━━━ Task input

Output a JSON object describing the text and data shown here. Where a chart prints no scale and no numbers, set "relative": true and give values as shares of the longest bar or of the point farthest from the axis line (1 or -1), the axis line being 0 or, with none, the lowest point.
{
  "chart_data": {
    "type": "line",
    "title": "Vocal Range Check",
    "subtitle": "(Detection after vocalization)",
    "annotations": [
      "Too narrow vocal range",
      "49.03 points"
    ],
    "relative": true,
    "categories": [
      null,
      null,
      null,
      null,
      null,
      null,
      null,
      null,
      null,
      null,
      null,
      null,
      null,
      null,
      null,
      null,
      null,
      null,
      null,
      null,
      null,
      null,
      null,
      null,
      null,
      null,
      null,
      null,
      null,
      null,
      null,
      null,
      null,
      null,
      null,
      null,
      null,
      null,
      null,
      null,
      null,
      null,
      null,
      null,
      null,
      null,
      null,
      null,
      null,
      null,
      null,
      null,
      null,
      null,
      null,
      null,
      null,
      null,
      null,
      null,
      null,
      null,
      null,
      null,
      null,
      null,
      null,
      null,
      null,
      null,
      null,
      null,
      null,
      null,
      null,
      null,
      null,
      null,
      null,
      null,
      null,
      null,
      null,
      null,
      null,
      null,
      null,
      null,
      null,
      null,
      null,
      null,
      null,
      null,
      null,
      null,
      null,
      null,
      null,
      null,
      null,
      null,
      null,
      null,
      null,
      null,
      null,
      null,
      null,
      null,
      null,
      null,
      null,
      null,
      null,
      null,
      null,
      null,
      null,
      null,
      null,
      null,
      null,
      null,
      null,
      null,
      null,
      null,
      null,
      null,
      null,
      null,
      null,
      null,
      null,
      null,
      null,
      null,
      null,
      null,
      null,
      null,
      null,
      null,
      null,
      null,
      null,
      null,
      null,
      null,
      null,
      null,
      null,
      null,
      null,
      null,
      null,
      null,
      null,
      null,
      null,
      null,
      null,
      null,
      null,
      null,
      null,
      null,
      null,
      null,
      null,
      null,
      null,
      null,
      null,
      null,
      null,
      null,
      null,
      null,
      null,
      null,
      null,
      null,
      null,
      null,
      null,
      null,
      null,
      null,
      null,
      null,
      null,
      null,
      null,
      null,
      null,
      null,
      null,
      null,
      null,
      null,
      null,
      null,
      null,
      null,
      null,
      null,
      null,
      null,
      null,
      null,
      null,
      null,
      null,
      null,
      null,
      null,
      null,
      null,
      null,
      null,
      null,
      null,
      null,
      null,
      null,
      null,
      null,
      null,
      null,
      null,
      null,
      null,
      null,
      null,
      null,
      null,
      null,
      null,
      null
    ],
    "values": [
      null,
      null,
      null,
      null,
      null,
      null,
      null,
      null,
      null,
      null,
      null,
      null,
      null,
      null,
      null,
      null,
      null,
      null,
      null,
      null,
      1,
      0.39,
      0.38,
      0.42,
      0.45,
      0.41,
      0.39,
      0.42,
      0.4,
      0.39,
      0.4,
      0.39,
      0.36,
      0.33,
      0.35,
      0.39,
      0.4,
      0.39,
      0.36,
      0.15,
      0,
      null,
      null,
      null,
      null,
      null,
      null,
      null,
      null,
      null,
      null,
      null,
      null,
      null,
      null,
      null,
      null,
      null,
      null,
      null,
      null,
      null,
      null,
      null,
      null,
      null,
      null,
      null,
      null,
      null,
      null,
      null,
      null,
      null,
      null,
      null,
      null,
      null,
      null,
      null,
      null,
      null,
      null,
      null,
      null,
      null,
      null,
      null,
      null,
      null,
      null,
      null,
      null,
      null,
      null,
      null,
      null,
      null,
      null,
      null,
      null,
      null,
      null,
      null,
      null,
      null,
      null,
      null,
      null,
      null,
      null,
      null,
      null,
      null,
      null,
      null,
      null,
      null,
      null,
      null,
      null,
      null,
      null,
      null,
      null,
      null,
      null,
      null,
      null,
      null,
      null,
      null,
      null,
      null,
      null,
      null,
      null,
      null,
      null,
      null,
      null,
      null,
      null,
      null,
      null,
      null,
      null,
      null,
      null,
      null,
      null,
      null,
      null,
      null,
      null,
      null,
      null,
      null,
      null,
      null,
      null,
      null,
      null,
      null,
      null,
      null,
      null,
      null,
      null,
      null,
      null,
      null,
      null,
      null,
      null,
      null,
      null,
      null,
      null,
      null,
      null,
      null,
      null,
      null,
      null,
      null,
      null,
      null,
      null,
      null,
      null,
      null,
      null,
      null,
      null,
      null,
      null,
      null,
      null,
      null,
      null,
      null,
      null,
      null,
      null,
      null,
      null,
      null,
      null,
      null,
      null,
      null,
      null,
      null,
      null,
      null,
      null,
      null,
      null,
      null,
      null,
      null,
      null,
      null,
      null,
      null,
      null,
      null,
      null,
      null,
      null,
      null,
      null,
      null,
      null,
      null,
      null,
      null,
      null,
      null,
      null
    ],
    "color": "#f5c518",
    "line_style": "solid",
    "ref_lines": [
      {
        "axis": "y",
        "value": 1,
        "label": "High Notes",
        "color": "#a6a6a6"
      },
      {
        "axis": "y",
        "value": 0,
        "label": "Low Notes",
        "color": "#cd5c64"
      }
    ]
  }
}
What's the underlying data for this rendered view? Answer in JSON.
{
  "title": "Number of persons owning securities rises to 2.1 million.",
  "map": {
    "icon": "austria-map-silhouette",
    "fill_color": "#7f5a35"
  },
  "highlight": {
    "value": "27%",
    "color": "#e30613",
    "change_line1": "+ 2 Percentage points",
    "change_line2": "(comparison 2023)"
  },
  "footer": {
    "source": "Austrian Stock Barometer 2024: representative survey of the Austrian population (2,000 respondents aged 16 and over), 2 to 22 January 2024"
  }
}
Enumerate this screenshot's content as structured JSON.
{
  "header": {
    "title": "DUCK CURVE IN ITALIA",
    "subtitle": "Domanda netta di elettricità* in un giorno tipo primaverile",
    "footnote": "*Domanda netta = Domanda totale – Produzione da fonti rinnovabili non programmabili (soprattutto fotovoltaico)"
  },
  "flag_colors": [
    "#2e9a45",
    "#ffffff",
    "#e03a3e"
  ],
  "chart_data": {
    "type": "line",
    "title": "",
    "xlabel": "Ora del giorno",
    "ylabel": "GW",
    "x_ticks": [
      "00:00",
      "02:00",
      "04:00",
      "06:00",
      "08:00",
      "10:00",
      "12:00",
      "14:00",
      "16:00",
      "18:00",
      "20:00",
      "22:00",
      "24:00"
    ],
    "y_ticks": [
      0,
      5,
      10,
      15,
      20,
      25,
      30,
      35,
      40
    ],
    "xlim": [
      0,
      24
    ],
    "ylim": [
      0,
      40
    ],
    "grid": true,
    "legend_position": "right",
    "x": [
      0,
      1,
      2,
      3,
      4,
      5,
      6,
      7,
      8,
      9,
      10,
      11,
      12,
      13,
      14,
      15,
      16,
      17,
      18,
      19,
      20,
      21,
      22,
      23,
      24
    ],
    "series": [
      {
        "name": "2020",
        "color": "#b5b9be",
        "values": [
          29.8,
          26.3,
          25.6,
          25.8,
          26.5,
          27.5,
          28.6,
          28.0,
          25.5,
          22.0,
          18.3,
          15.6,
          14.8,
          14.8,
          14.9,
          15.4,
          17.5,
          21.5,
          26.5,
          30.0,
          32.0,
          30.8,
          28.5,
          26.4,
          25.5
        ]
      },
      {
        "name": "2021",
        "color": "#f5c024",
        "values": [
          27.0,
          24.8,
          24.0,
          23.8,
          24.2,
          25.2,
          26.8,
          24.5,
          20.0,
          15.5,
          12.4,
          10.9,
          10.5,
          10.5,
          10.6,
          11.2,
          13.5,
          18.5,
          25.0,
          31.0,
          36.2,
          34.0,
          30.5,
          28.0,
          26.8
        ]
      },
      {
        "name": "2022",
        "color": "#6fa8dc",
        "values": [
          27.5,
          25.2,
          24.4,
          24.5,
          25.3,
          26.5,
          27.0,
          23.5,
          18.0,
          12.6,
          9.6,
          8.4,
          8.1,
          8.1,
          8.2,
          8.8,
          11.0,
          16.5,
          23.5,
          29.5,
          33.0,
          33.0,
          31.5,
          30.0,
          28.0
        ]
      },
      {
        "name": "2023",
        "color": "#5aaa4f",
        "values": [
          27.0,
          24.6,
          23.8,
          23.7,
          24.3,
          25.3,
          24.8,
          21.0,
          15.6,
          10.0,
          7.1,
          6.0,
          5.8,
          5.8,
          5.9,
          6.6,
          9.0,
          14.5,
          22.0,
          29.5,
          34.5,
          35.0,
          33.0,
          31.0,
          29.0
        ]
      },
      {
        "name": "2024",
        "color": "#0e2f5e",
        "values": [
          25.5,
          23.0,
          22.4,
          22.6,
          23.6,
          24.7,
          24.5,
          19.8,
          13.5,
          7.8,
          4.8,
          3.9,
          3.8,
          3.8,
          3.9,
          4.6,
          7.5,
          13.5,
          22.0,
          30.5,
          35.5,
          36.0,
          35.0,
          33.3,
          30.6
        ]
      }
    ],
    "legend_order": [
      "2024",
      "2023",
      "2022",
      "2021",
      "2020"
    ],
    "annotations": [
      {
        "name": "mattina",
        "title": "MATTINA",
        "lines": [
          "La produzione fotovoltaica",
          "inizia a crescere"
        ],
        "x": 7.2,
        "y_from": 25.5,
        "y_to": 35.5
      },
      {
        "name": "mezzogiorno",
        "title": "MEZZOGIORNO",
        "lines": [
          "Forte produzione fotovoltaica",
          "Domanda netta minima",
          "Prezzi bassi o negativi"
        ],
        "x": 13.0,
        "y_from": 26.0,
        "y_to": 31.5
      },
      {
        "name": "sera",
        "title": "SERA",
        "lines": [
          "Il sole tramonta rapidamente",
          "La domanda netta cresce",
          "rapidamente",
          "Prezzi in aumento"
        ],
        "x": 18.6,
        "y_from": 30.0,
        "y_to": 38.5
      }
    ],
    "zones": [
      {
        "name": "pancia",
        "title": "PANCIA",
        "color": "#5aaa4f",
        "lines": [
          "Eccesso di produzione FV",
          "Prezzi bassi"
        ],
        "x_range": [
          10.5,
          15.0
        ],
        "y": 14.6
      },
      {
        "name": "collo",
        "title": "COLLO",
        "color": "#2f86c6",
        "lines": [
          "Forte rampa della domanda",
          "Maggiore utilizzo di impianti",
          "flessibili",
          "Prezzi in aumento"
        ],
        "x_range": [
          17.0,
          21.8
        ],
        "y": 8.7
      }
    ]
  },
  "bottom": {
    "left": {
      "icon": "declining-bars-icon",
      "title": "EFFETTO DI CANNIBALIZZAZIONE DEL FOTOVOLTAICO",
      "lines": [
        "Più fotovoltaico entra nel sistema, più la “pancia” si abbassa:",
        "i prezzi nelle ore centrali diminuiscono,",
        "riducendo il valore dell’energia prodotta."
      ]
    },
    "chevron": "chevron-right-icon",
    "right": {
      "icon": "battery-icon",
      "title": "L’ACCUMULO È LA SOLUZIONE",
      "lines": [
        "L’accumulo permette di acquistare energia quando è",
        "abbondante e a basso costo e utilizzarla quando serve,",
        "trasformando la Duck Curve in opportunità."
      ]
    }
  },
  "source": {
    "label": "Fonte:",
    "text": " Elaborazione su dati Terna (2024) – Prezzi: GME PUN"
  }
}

━━━━━━

Task - Give nothing but the count of lines in the listing above that hold the string "bassi".

Exercise answer - 2